* _EXERCISE TASK_
Present the following entries again, word for word and in full.

* _AVAILABLE RECORDS_
##########
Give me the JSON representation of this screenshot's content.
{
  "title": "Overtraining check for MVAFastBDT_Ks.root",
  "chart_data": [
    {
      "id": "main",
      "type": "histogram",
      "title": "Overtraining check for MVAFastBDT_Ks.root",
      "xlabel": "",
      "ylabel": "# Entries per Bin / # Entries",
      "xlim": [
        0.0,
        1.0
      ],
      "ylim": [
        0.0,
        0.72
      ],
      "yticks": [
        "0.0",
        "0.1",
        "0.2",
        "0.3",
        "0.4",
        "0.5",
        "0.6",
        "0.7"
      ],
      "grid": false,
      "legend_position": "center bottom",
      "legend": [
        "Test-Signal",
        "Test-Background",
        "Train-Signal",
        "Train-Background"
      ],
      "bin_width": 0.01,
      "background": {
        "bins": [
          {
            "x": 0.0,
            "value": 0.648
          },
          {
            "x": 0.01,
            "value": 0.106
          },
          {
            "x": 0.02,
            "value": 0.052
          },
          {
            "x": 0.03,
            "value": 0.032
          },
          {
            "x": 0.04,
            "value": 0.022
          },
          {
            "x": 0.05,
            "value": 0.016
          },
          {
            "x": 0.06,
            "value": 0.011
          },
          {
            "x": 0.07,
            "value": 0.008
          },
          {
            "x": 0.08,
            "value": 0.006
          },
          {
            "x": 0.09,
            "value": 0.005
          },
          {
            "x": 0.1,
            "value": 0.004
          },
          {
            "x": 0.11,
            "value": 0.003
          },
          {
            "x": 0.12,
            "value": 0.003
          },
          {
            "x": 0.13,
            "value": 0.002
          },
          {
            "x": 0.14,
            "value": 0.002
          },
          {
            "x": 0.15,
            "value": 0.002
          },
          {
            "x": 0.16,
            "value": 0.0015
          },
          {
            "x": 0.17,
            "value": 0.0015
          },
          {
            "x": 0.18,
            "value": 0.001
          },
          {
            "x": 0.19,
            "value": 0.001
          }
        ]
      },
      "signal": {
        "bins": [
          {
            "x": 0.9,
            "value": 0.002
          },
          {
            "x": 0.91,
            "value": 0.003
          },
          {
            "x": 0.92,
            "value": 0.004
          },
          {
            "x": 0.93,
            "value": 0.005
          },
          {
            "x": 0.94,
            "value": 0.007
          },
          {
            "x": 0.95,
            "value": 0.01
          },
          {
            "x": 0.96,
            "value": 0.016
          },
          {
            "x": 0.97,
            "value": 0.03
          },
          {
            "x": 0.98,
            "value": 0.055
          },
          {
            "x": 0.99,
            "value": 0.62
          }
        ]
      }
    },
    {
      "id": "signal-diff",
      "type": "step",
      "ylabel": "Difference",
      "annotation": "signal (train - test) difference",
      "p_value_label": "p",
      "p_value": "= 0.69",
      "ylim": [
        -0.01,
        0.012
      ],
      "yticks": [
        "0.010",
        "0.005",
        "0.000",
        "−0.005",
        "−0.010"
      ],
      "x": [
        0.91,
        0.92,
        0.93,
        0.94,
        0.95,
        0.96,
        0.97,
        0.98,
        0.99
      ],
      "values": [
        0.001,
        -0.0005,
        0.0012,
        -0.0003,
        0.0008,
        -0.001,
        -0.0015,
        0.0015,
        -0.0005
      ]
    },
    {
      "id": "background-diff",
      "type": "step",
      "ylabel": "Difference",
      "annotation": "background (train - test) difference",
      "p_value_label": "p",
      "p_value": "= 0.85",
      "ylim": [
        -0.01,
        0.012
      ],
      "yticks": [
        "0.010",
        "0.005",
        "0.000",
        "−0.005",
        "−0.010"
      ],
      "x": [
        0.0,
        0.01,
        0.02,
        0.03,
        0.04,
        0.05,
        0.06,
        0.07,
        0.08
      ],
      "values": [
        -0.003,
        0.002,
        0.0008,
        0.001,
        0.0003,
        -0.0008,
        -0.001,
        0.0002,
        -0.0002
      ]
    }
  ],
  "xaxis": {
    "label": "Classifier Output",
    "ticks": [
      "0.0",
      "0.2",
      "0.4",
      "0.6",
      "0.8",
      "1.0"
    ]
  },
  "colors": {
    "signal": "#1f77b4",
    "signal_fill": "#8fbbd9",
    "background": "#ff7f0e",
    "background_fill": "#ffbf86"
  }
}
##########
* _COMPLETE ANSWER_
Give me the JSON representation of this screenshot's content.
{
  "title": "Overtraining check for MVAFastBDT_Ks.root",
  "chart_data": [
    {
      "id": "main",
      "type": "histogram",
      "title": "Overtraining check for MVAFastBDT_Ks.root",
      "xlabel": "",
      "ylabel": "# Entries per Bin / # Entries",
      "xlim": [
        0.0,
        1.0
      ],
      "ylim": [
        0.0,
        0.72
      ],
      "yticks": [
        "0.0",
        "0.1",
        "0.2",
        "0.3",
        "0.4",
        "0.5",
        "0.6",
        "0.7"
      ],
      "grid": false,
      "legend_position": "center bottom",
      "legend": [
        "Test-Signal",
        "Test-Background",
        "Train-Signal",
        "Train-Background"
      ],
      "bin_width": 0.01,
      "background": {
        "bins": [
          {
            "x": 0.0,
            "value": 0.648
          },
          {
            "x": 0.01,
            "value": 0.106
          },
          {
            "x": 0.02,
            "value": 0.052
          },
          {
            "x": 0.03,
            "value": 0.032
          },
          {
            "x": 0.04,
            "value": 0.022
          },
          {
            "x": 0.05,
            "value": 0.016
          },
          {
            "x": 0.06,
            "value": 0.011
          },
          {
            "x": 0.07,
            "value": 0.008
          },
          {
            "x": 0.08,
            "value": 0.006
          },
          {
            "x": 0.09,
            "value": 0.005
          },
          {
            "x": 0.1,
            "value": 0.004
          },
          {
            "x": 0.11,
            "value": 0.003
          },
          {
            "x": 0.12,
            "value": 0.003
          },
          {
            "x": 0.13,
            "value": 0.002
          },
          {
            "x": 0.14,
            "value": 0.002
          },
          {
            "x": 0.15,
            "value": 0.002
          },
          {
            "x": 0.16,
            "value": 0.0015
          },
          {
            "x": 0.17,
            "value": 0.0015
          },
          {
            "x": 0.18,
            "value": 0.001
          },
          {
            "x": 0.19,
            "value": 0.001
          }
        ]
      },
      "signal": {
        "bins": [
          {
            "x": 0.9,
            "value": 0.002
          },
          {
            "x": 0.91,
            "value": 0.003
          },
          {
            "x": 0.92,
            "value": 0.004
          },
          {
            "x": 0.93,
            "value": 0.005
          },
          {
            "x": 0.94,
            "value": 0.007
          },
          {
            "x": 0.95,
            "value": 0.01
          },
          {
            "x": 0.96,
            "value": 0.016
          },
          {
            "x": 0.97,
            "value": 0.03
          },
          {
            "x": 0.98,
            "value": 0.055
          },
          {
            "x": 0.99,
            "value": 0.62
          }
        ]
      }
    },
    {
      "id": "signal-diff",
      "type": "step",
      "ylabel": "Difference",
      "annotation": "signal (train - test) difference",
      "p_value_label": "p",
      "p_value": "= 0.69",
      "ylim": [
        -0.01,
        0.012
      ],
      "yticks": [
        "0.010",
        "0.005",
        "0.000",
        "−0.005",
        "−0.010"
      ],
      "x": [
        0.91,
        0.92,
        0.93,
        0.94,
        0.95,
        0.96,
        0.97,
        0.98,
        0.99
      ],
      "values": [
        0.001,
        -0.0005,
        0.0012,
        -0.0003,
        0.0008,
        -0.001,
        -0.0015,
        0.0015,
        -0.0005
      ]
    },
    {
      "id": "background-diff",
      "type": "step",
      "ylabel": "Difference",
      "annotation": "background (train - test) difference",
      "p_value_label": "p",
      "p_value": "= 0.85",
      "ylim": [
        -0.01,
        0.012
      ],
      "yticks": [
        "0.010",
        "0.005",
        "0.000",
        "−0.005",
        "−0.010"
      ],
      "x": [
        0.0,
        0.01,
        0.02,
        0.03,
        0.04,
        0.05,
        0.06,
        0.07,
        0.08
      ],
      "values": [
        -0.003,
        0.002,
        0.0008,
        0.001,
        0.0003,
        -0.0008,
        -0.001,
        0.0002,
        -0.0002
      ]
    }
  ],
  "xaxis": {
    "label": "Classifier Output",
    "ticks": [
      "0.0",
      "0.2",
      "0.4",
      "0.6",
      "0.8",
      "1.0"
    ]
  },
  "colors": {
    "signal": "#1f77b4",
    "signal_fill": "#8fbbd9",
    "background": "#ff7f0e",
    "background_fill": "#ffbf86"
  }
}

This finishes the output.